◆ **Given task**
For the material that follows, list every line containing the word "第三产业增加值".

Excerpt from a dataset:
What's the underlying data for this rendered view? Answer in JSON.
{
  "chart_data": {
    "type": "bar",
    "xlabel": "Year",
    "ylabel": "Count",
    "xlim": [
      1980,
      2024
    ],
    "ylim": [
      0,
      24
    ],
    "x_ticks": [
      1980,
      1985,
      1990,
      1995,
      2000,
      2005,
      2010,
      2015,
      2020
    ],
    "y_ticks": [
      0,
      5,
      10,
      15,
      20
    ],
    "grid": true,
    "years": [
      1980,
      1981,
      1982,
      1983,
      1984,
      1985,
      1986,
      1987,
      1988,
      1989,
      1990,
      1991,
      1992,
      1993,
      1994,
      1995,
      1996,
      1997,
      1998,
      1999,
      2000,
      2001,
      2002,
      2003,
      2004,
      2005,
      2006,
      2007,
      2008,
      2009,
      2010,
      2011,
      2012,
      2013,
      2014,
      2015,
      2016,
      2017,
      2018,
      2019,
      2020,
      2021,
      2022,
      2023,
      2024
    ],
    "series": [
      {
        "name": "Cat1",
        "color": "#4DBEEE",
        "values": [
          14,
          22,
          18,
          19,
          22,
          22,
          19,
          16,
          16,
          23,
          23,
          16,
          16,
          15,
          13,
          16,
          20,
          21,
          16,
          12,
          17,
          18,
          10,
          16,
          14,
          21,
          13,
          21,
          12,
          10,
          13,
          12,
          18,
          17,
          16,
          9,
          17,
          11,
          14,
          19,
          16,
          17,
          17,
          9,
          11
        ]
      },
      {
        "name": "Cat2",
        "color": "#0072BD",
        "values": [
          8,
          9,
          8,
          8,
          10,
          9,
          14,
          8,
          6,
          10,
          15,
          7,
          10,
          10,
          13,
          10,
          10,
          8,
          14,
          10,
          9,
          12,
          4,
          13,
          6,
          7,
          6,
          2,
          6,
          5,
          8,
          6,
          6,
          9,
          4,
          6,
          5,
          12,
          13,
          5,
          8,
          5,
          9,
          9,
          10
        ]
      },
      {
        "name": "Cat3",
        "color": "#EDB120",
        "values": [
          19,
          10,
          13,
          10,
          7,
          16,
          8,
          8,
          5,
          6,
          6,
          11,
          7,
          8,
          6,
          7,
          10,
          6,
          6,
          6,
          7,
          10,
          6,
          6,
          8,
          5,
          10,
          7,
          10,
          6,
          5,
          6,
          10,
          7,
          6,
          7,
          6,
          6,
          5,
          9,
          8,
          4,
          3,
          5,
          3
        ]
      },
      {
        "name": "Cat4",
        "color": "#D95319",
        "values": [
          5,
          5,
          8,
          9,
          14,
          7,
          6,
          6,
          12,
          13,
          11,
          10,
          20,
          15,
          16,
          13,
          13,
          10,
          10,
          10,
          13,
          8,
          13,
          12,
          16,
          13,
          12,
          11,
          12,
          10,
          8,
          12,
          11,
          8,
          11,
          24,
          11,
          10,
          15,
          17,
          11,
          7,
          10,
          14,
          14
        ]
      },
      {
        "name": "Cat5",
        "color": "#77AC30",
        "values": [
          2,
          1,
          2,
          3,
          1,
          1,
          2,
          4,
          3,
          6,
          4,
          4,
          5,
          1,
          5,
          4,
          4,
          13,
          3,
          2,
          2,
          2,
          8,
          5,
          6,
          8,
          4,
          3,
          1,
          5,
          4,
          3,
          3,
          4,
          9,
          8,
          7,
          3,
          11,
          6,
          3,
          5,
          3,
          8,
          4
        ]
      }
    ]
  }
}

* * *

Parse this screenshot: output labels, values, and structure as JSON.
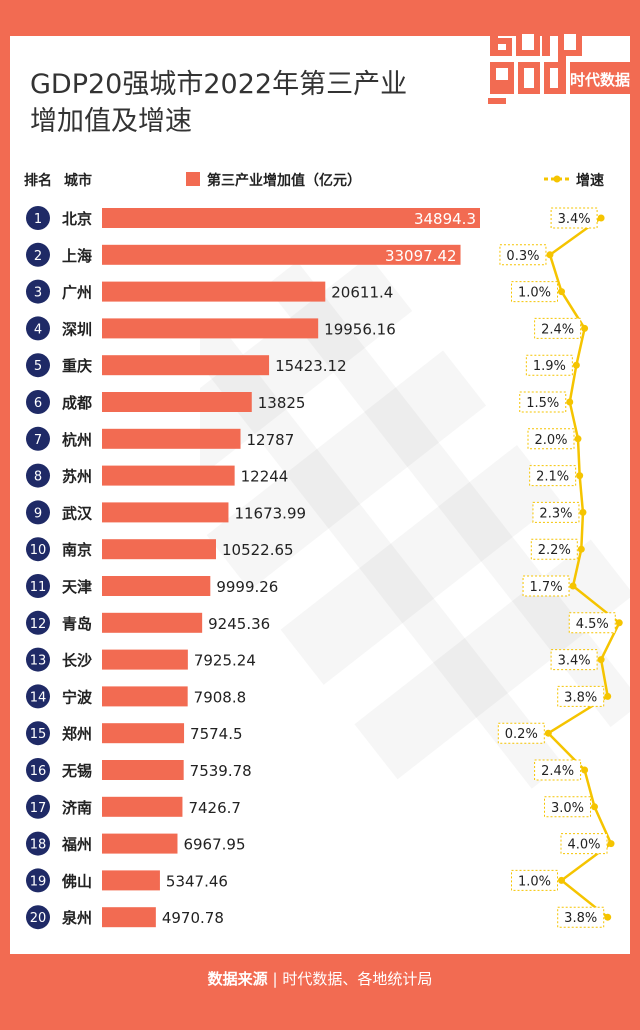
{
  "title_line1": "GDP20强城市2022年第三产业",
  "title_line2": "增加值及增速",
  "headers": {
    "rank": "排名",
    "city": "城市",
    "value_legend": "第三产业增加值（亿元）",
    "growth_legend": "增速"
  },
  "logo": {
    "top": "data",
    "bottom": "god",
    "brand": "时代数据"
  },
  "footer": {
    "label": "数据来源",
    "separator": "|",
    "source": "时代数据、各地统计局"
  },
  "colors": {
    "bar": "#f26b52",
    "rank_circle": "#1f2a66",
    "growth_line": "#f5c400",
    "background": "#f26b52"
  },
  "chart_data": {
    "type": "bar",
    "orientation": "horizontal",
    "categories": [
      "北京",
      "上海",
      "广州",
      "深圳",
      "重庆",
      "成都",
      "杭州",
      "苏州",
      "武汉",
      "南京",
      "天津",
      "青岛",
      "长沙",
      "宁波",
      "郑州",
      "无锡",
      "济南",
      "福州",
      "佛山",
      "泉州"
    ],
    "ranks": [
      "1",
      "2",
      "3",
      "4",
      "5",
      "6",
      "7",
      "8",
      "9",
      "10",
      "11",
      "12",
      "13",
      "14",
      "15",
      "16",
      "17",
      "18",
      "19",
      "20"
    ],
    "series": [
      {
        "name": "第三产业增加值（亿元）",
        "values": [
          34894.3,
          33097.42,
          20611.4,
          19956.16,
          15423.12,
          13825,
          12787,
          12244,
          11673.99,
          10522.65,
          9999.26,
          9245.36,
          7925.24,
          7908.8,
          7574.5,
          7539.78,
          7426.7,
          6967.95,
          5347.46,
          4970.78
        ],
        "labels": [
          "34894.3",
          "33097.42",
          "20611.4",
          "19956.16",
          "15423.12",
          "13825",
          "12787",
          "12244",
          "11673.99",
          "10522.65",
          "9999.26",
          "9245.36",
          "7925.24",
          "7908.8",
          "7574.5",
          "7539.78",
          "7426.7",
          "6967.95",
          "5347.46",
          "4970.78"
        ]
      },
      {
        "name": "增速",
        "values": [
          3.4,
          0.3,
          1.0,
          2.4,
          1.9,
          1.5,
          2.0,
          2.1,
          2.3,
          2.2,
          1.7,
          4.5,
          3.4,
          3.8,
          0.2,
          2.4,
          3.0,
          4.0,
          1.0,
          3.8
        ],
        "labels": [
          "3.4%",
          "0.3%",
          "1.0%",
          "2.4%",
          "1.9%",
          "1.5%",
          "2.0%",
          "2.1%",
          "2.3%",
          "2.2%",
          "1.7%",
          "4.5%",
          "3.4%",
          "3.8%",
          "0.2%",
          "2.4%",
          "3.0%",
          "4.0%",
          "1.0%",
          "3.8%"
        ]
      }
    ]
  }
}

◆ **Result below**
    "value_legend": "第三产业增加值（亿元）",
        "name": "第三产业增加值（亿元）",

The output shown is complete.